● **AIM OF THE EXERCISE**: Report how many lines in the records below contain the string "label". Give only the number.

● **INFORMATION SUPPLIED**:
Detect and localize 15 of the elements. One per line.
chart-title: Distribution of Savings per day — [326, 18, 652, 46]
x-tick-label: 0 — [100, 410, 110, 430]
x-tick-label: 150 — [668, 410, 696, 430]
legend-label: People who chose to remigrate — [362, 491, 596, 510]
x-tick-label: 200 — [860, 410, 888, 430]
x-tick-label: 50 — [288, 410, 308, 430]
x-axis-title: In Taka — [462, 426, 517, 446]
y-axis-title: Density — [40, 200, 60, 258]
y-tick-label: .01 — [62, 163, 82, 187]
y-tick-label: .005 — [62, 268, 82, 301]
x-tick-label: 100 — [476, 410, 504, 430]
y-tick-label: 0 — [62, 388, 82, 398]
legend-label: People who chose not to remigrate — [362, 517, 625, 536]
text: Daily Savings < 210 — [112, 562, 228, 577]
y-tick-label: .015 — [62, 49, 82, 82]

● **WRITTEN RESPONSE**: 11